* Material supplied *
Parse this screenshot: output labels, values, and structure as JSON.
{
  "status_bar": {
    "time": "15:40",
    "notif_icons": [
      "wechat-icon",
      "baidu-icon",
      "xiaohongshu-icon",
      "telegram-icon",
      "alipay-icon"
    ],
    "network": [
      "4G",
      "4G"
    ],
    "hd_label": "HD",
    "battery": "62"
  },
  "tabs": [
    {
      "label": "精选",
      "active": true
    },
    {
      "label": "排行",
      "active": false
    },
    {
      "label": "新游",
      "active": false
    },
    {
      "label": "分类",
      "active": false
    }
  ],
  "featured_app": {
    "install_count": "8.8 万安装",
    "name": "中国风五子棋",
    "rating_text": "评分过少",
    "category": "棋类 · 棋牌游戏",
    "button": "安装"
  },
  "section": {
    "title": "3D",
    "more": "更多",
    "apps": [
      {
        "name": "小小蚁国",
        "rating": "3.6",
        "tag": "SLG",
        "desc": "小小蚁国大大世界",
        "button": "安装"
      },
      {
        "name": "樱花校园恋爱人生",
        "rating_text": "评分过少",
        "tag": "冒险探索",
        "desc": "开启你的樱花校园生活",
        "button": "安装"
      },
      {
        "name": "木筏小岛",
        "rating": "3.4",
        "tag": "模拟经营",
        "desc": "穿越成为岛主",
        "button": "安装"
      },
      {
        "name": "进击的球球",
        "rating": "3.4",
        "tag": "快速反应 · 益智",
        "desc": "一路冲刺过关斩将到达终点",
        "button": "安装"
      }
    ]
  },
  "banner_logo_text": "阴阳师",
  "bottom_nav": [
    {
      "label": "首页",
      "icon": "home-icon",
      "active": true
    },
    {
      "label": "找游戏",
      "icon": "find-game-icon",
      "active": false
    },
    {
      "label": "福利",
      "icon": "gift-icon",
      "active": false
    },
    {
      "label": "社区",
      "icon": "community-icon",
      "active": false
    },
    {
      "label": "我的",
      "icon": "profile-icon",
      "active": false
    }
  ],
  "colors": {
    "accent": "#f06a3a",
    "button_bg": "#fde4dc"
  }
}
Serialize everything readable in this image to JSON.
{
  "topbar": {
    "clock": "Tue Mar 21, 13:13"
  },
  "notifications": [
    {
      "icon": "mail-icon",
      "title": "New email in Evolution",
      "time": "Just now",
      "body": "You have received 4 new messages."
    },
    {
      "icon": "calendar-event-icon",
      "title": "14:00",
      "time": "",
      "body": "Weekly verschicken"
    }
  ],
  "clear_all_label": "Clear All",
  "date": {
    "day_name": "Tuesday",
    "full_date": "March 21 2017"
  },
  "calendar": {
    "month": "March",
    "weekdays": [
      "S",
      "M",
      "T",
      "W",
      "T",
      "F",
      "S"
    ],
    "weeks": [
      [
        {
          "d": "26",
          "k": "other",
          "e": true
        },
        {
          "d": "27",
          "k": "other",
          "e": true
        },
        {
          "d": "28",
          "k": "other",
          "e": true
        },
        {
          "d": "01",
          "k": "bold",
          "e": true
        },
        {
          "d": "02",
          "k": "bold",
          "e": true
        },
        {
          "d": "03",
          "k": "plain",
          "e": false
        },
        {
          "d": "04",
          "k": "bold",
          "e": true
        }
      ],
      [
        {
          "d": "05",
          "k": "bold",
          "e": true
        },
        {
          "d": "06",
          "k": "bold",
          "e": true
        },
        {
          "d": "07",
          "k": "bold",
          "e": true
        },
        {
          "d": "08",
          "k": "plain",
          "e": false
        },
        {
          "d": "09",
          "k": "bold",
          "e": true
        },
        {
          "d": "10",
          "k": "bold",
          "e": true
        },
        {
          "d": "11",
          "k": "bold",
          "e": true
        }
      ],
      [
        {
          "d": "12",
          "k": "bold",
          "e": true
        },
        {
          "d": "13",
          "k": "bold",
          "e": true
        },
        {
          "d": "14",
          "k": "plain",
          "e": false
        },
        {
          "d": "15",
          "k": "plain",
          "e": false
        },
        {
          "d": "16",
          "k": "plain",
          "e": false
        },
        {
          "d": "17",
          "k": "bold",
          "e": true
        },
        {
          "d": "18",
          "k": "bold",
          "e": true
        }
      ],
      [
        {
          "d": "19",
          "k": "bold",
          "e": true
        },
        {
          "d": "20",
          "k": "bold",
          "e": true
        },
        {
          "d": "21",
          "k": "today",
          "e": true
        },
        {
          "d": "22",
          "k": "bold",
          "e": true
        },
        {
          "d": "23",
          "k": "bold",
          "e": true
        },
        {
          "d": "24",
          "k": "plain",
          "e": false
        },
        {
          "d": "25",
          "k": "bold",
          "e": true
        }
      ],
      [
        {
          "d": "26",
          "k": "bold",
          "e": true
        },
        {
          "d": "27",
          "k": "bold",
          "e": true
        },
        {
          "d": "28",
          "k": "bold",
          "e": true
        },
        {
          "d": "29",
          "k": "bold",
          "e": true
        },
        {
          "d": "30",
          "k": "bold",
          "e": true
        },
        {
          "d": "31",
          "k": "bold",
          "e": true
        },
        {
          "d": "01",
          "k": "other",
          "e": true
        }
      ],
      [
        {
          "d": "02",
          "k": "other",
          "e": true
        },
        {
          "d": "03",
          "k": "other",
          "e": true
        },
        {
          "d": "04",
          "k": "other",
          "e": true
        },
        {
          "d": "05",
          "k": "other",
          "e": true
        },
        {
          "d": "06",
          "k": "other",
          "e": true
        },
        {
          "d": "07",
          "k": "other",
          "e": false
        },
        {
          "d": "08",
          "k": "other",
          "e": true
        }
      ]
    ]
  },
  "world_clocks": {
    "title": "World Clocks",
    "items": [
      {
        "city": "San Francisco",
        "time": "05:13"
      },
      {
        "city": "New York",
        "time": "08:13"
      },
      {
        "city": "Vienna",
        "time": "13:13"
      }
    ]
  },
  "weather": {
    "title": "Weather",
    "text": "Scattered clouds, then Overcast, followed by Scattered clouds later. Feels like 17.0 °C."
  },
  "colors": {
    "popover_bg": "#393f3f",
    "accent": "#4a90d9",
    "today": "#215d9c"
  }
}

* Job *
Only the number is wanted: how many lines of these entries contain the string "city"?

* Solution below *
3